* start Dataset records *

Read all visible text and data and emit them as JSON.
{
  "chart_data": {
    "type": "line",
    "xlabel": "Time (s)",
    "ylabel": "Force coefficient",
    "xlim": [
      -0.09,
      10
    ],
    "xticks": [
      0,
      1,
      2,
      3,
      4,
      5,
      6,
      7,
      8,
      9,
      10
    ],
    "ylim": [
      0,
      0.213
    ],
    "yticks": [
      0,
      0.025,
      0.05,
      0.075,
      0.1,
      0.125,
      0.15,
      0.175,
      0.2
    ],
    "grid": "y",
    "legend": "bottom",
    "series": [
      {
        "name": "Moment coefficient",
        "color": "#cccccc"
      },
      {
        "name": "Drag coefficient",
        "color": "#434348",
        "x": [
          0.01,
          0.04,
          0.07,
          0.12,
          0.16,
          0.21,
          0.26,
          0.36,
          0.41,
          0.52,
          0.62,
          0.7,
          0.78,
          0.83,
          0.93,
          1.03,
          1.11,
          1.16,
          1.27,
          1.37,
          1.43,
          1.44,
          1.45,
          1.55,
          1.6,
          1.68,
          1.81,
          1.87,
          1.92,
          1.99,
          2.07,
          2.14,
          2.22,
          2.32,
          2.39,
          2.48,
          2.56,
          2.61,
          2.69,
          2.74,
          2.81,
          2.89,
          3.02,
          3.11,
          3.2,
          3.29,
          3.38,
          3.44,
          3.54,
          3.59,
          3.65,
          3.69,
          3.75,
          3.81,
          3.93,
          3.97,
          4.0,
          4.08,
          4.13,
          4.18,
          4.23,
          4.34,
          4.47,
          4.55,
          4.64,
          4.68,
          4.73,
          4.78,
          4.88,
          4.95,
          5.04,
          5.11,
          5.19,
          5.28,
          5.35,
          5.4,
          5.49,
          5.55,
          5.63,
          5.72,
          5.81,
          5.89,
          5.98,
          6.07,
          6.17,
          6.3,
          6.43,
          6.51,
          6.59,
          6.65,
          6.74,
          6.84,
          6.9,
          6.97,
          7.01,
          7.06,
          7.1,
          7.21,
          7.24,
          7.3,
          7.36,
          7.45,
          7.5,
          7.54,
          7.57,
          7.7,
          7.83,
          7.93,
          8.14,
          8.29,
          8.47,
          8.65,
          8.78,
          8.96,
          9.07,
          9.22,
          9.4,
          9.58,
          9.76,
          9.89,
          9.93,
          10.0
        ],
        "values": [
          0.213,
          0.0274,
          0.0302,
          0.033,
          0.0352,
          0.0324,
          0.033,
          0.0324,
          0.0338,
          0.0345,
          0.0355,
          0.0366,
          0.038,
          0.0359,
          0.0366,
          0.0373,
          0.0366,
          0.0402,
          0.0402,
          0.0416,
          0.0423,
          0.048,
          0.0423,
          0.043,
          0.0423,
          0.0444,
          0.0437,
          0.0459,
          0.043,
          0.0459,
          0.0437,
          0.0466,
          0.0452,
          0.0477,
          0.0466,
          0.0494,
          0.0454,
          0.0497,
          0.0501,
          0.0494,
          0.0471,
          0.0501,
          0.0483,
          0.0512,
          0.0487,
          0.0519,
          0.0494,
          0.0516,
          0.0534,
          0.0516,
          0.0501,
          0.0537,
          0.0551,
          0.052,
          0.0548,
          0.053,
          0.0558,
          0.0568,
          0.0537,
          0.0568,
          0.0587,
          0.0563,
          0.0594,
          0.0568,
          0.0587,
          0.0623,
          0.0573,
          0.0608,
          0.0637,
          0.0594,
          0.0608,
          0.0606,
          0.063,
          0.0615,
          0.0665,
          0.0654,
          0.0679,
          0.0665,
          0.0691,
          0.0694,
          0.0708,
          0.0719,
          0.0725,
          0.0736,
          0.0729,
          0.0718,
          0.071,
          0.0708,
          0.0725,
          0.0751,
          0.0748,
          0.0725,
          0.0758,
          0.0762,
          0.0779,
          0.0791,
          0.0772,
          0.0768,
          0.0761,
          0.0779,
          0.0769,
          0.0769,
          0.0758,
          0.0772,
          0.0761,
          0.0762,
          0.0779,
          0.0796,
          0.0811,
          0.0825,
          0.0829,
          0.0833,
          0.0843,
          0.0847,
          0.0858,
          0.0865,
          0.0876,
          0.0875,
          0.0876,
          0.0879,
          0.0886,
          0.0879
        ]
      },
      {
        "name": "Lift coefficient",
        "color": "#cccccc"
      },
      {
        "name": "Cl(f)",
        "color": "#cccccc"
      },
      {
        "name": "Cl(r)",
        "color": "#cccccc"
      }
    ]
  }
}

* end Dataset records *

Task prompt:
Word for word, write out the data.

Exercise output:
Read all visible text and data and emit them as JSON.
{
  "chart_data": {
    "type": "line",
    "xlabel": "Time (s)",
    "ylabel": "Force coefficient",
    "xlim": [
      -0.09,
      10
    ],
    "xticks": [
      0,
      1,
      2,
      3,
      4,
      5,
      6,
      7,
      8,
      9,
      10
    ],
    "ylim": [
      0,
      0.213
    ],
    "yticks": [
      0,
      0.025,
      0.05,
      0.075,
      0.1,
      0.125,
      0.15,
      0.175,
      0.2
    ],
    "grid": "y",
    "legend": "bottom",
    "series": [
      {
        "name": "Moment coefficient",
        "color": "#cccccc"
      },
      {
        "name": "Drag coefficient",
        "color": "#434348",
        "x": [
          0.01,
          0.04,
          0.07,
          0.12,
          0.16,
          0.21,
          0.26,
          0.36,
          0.41,
          0.52,
          0.62,
          0.7,
          0.78,
          0.83,
          0.93,
          1.03,
          1.11,
          1.16,
          1.27,
          1.37,
          1.43,
          1.44,
          1.45,
          1.55,
          1.6,
          1.68,
          1.81,
          1.87,
          1.92,
          1.99,
          2.07,
          2.14,
          2.22,
          2.32,
          2.39,
          2.48,
          2.56,
          2.61,
          2.69,
          2.74,
          2.81,
          2.89,
          3.02,
          3.11,
          3.2,
          3.29,
          3.38,
          3.44,
          3.54,
          3.59,
          3.65,
          3.69,
          3.75,
          3.81,
          3.93,
          3.97,
          4.0,
          4.08,
          4.13,
          4.18,
          4.23,
          4.34,
          4.47,
          4.55,
          4.64,
          4.68,
          4.73,
          4.78,
          4.88,
          4.95,
          5.04,
          5.11,
          5.19,
          5.28,
          5.35,
          5.4,
          5.49,
          5.55,
          5.63,
          5.72,
          5.81,
          5.89,
          5.98,
          6.07,
          6.17,
          6.3,
          6.43,
          6.51,
          6.59,
          6.65,
          6.74,
          6.84,
          6.9,
          6.97,
          7.01,
          7.06,
          7.1,
          7.21,
          7.24,
          7.3,
          7.36,
          7.45,
          7.5,
          7.54,
          7.57,
          7.7,
          7.83,
          7.93,
          8.14,
          8.29,
          8.47,
          8.65,
          8.78,
          8.96,
          9.07,
          9.22,
          9.4,
          9.58,
          9.76,
          9.89,
          9.93,
          10.0
        ],
        "values": [
          0.213,
          0.0274,
          0.0302,
          0.033,
          0.0352,
          0.0324,
          0.033,
          0.0324,
          0.0338,
          0.0345,
          0.0355,
          0.0366,
          0.038,
          0.0359,
          0.0366,
          0.0373,
          0.0366,
          0.0402,
          0.0402,
          0.0416,
          0.0423,
          0.048,
          0.0423,
          0.043,
          0.0423,
          0.0444,
          0.0437,
          0.0459,
          0.043,
          0.0459,
          0.0437,
          0.0466,
          0.0452,
          0.0477,
          0.0466,
          0.0494,
          0.0454,
          0.0497,
          0.0501,
          0.0494,
          0.0471,
          0.0501,
          0.0483,
          0.0512,
          0.0487,
          0.0519,
          0.0494,
          0.0516,
          0.0534,
          0.0516,
          0.0501,
          0.0537,
          0.0551,
          0.052,
          0.0548,
          0.053,
          0.0558,
          0.0568,
          0.0537,
          0.0568,
          0.0587,
          0.0563,
          0.0594,
          0.0568,
          0.0587,
          0.0623,
          0.0573,
          0.0608,
          0.0637,
          0.0594,
          0.0608,
          0.0606,
          0.063,
          0.0615,
          0.0665,
          0.0654,
          0.0679,
          0.0665,
          0.0691,
          0.0694,
          0.0708,
          0.0719,
          0.0725,
          0.0736,
          0.0729,
          0.0718,
          0.071,
          0.0708,
          0.0725,
          0.0751,
          0.0748,
          0.0725,
          0.0758,
          0.0762,
          0.0779,
          0.0791,
          0.0772,
          0.0768,
          0.0761,
          0.0779,
          0.0769,
          0.0769,
          0.0758,
          0.0772,
          0.0761,
          0.0762,
          0.0779,
          0.0796,
          0.0811,
          0.0825,
          0.0829,
          0.0833,
          0.0843,
          0.0847,
          0.0858,
          0.0865,
          0.0876,
          0.0875,
          0.0876,
          0.0879,
          0.0886,
          0.0879
        ]
      },
      {
        "name": "Lift coefficient",
        "color": "#cccccc"
      },
      {
        "name": "Cl(f)",
        "color": "#cccccc"
      },
      {
        "name": "Cl(r)",
        "color": "#cccccc"
      }
    ]
  }
}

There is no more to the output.